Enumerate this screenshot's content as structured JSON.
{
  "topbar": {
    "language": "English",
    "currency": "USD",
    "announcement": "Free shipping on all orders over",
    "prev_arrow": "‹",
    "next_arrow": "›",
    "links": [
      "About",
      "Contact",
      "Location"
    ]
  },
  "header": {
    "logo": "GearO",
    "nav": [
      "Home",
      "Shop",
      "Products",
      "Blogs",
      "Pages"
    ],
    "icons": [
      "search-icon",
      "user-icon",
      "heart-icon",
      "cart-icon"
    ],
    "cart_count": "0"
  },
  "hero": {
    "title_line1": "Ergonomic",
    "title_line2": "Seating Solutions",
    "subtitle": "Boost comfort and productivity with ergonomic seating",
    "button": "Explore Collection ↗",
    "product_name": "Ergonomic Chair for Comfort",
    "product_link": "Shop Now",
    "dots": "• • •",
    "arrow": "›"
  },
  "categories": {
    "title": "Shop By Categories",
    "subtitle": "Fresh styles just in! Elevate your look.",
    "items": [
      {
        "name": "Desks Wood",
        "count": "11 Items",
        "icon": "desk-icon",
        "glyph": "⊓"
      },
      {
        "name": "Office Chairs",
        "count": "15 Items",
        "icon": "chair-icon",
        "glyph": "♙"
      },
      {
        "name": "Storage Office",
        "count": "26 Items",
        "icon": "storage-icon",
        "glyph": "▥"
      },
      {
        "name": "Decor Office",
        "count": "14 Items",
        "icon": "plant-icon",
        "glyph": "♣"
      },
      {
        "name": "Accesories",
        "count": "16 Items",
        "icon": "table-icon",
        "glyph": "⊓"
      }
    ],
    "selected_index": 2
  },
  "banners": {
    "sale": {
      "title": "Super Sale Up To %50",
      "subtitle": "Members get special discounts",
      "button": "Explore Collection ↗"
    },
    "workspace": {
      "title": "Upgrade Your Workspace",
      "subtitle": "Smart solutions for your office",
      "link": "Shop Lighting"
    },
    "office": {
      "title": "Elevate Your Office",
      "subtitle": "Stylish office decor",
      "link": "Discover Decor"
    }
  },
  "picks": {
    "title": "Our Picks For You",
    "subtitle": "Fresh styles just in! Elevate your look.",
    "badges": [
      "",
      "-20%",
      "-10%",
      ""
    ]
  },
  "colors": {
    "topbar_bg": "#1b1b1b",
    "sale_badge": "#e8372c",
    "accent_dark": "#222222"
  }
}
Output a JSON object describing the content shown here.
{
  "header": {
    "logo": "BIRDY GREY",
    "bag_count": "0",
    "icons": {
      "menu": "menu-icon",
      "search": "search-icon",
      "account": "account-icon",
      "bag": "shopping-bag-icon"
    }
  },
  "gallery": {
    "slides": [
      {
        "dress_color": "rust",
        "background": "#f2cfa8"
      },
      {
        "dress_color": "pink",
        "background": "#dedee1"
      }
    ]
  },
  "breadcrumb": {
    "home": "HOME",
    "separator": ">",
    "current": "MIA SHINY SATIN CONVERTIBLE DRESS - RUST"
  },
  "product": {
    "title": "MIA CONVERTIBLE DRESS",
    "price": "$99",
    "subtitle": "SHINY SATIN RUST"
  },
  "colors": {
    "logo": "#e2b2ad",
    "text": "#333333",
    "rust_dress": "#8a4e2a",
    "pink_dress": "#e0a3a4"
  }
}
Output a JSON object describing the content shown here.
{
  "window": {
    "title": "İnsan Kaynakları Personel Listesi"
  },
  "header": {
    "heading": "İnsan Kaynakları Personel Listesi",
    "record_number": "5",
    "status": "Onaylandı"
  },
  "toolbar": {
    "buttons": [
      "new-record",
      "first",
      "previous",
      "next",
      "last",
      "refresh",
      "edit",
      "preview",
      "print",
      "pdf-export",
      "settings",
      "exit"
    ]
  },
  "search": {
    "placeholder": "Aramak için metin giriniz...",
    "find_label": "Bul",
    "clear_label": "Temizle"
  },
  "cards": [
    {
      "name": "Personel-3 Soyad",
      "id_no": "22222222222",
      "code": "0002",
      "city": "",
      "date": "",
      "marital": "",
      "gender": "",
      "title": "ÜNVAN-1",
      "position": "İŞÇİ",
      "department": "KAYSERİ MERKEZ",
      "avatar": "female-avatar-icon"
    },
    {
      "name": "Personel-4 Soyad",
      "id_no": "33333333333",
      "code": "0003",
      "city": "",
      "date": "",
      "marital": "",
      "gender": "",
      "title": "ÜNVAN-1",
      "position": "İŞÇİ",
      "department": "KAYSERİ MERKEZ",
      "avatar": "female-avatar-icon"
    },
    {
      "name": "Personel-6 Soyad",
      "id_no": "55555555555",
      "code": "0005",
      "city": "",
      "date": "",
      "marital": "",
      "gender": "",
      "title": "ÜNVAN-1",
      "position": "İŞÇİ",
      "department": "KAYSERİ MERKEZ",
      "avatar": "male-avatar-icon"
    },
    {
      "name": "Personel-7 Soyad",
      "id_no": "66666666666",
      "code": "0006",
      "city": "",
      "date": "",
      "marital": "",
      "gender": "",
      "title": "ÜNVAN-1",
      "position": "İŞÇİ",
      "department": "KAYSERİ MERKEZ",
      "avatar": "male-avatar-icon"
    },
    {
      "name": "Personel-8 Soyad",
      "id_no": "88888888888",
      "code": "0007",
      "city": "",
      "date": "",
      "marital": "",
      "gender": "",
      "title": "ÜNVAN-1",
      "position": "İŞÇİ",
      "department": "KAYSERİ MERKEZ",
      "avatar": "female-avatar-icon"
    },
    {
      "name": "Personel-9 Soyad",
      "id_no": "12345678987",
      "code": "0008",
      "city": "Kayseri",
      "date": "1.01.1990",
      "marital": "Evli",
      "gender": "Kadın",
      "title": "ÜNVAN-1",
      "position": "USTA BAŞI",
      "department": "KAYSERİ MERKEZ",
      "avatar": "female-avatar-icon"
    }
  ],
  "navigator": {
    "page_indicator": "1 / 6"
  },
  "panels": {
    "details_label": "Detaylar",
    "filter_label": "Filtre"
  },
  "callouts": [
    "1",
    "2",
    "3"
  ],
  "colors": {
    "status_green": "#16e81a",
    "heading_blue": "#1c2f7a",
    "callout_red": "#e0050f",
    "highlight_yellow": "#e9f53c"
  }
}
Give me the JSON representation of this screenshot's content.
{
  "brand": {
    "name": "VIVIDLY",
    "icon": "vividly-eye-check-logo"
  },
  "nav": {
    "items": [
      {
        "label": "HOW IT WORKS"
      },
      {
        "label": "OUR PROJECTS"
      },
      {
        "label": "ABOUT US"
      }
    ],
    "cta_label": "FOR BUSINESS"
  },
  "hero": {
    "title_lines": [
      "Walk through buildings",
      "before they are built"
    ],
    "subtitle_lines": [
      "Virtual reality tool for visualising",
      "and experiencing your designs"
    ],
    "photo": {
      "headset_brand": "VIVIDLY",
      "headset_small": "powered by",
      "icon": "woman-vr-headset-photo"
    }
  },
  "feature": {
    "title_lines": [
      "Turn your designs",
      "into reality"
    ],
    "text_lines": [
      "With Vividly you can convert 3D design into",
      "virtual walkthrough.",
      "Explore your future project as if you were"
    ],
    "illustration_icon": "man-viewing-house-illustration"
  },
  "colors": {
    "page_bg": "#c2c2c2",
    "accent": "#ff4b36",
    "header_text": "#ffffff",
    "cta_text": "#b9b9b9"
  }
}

§ CHALLENGE
Quote the material exactly, leaving nothing out.

§ THE SOLUTION
Enumerate this screenshot's content as structured JSON.
{
  "topbar": {
    "language": "English",
    "currency": "USD",
    "announcement": "Free shipping on all orders over",
    "prev_arrow": "‹",
    "next_arrow": "›",
    "links": [
      "About",
      "Contact",
      "Location"
    ]
  },
  "header": {
    "logo": "GearO",
    "nav": [
      "Home",
      "Shop",
      "Products",
      "Blogs",
      "Pages"
    ],
    "icons": [
      "search-icon",
      "user-icon",
      "heart-icon",
      "cart-icon"
    ],
    "cart_count": "0"
  },
  "hero": {
    "title_line1": "Ergonomic",
    "title_line2": "Seating Solutions",
    "subtitle": "Boost comfort and productivity with ergonomic seating",
    "button": "Explore Collection ↗",
    "product_name": "Ergonomic Chair for Comfort",
    "product_link": "Shop Now",
    "dots": "• • •",
    "arrow": "›"
  },
  "categories": {
    "title": "Shop By Categories",
    "subtitle": "Fresh styles just in! Elevate your look.",
    "items": [
      {
        "name": "Desks Wood",
        "count": "11 Items",
        "icon": "desk-icon",
        "glyph": "⊓"
      },
      {
        "name": "Office Chairs",
        "count": "15 Items",
        "icon": "chair-icon",
        "glyph": "♙"
      },
      {
        "name": "Storage Office",
        "count": "26 Items",
        "icon": "storage-icon",
        "glyph": "▥"
      },
      {
        "name": "Decor Office",
        "count": "14 Items",
        "icon": "plant-icon",
        "glyph": "♣"
      },
      {
        "name": "Accesories",
        "count": "16 Items",
        "icon": "table-icon",
        "glyph": "⊓"
      }
    ],
    "selected_index": 2
  },
  "banners": {
    "sale": {
      "title": "Super Sale Up To %50",
      "subtitle": "Members get special discounts",
      "button": "Explore Collection ↗"
    },
    "workspace": {
      "title": "Upgrade Your Workspace",
      "subtitle": "Smart solutions for your office",
      "link": "Shop Lighting"
    },
    "office": {
      "title": "Elevate Your Office",
      "subtitle": "Stylish office decor",
      "link": "Discover Decor"
    }
  },
  "picks": {
    "title": "Our Picks For You",
    "subtitle": "Fresh styles just in! Elevate your look.",
    "badges": [
      "",
      "-20%",
      "-10%",
      ""
    ]
  },
  "colors": {
    "topbar_bg": "#1b1b1b",
    "sale_badge": "#e8372c",
    "accent_dark": "#222222"
  }
}
Output a JSON object describing the content shown here.
{
  "header": {
    "logo": "BIRDY GREY",
    "bag_count": "0",
    "icons": {
      "menu": "menu-icon",
      "search": "search-icon",
      "account": "account-icon",
      "bag": "shopping-bag-icon"
    }
  },
  "gallery": {
    "slides": [
      {
        "dress_color": "rust",
        "background": "#f2cfa8"
      },
      {
        "dress_color": "pink",
        "background": "#dedee1"
      }
    ]
  },
  "breadcrumb": {
    "home": "HOME",
    "separator": ">",
    "current": "MIA SHINY SATIN CONVERTIBLE DRESS - RUST"
  },
  "product": {
    "title": "MIA CONVERTIBLE DRESS",
    "price": "$99",
    "subtitle": "SHINY SATIN RUST"
  },
  "colors": {
    "logo": "#e2b2ad",
    "text": "#333333",
    "rust_dress": "#8a4e2a",
    "pink_dress": "#e0a3a4"
  }
}
Output a JSON object describing the content shown here.
{
  "window": {
    "title": "İnsan Kaynakları Personel Listesi"
  },
  "header": {
    "heading": "İnsan Kaynakları Personel Listesi",
    "record_number": "5",
    "status": "Onaylandı"
  },
  "toolbar": {
    "buttons": [
      "new-record",
      "first",
      "previous",
      "next",
      "last",
      "refresh",
      "edit",
      "preview",
      "print",
      "pdf-export",
      "settings",
      "exit"
    ]
  },
  "search": {
    "placeholder": "Aramak için metin giriniz...",
    "find_label": "Bul",
    "clear_label": "Temizle"
  },
  "cards": [
    {
      "name": "Personel-3 Soyad",
      "id_no": "22222222222",
      "code": "0002",
      "city": "",
      "date": "",
      "marital": "",
      "gender": "",
      "title": "ÜNVAN-1",
      "position": "İŞÇİ",
      "department": "KAYSERİ MERKEZ",
      "avatar": "female-avatar-icon"
    },
    {
      "name": "Personel-4 Soyad",
      "id_no": "33333333333",
      "code": "0003",
      "city": "",
      "date": "",
      "marital": "",
      "gender": "",
      "title": "ÜNVAN-1",
      "position": "İŞÇİ",
      "department": "KAYSERİ MERKEZ",
      "avatar": "female-avatar-icon"
    },
    {
      "name": "Personel-6 Soyad",
      "id_no": "55555555555",
      "code": "0005",
      "city": "",
      "date": "",
      "marital": "",
      "gender": "",
      "title": "ÜNVAN-1",
      "position": "İŞÇİ",
      "department": "KAYSERİ MERKEZ",
      "avatar": "male-avatar-icon"
    },
    {
      "name": "Personel-7 Soyad",
      "id_no": "66666666666",
      "code": "0006",
      "city": "",
      "date": "",
      "marital": "",
      "gender": "",
      "title": "ÜNVAN-1",
      "position": "İŞÇİ",
      "department": "KAYSERİ MERKEZ",
      "avatar": "male-avatar-icon"
    },
    {
      "name": "Personel-8 Soyad",
      "id_no": "88888888888",
      "code": "0007",
      "city": "",
      "date": "",
      "marital": "",
      "gender": "",
      "title": "ÜNVAN-1",
      "position": "İŞÇİ",
      "department": "KAYSERİ MERKEZ",
      "avatar": "female-avatar-icon"
    },
    {
      "name": "Personel-9 Soyad",
      "id_no": "12345678987",
      "code": "0008",
      "city": "Kayseri",
      "date": "1.01.1990",
      "marital": "Evli",
      "gender": "Kadın",
      "title": "ÜNVAN-1",
      "position": "USTA BAŞI",
      "department": "KAYSERİ MERKEZ",
      "avatar": "female-avatar-icon"
    }
  ],
  "navigator": {
    "page_indicator": "1 / 6"
  },
  "panels": {
    "details_label": "Detaylar",
    "filter_label": "Filtre"
  },
  "callouts": [
    "1",
    "2",
    "3"
  ],
  "colors": {
    "status_green": "#16e81a",
    "heading_blue": "#1c2f7a",
    "callout_red": "#e0050f",
    "highlight_yellow": "#e9f53c"
  }
}
Give me the JSON representation of this screenshot's content.
{
  "brand": {
    "name": "VIVIDLY",
    "icon": "vividly-eye-check-logo"
  },
  "nav": {
    "items": [
      {
        "label": "HOW IT WORKS"
      },
      {
        "label": "OUR PROJECTS"
      },
      {
        "label": "ABOUT US"
      }
    ],
    "cta_label": "FOR BUSINESS"
  },
  "hero": {
    "title_lines": [
      "Walk through buildings",
      "before they are built"
    ],
    "subtitle_lines": [
      "Virtual reality tool for visualising",
      "and experiencing your designs"
    ],
    "photo": {
      "headset_brand": "VIVIDLY",
      "headset_small": "powered by",
      "icon": "woman-vr-headset-photo"
    }
  },
  "feature": {
    "title_lines": [
      "Turn your designs",
      "into reality"
    ],
    "text_lines": [
      "With Vividly you can convert 3D design into",
      "virtual walkthrough.",
      "Explore your future project as if you were"
    ],
    "illustration_icon": "man-viewing-house-illustration"
  },
  "colors": {
    "page_bg": "#c2c2c2",
    "accent": "#ff4b36",
    "header_text": "#ffffff",
    "cta_text": "#b9b9b9"
  }
}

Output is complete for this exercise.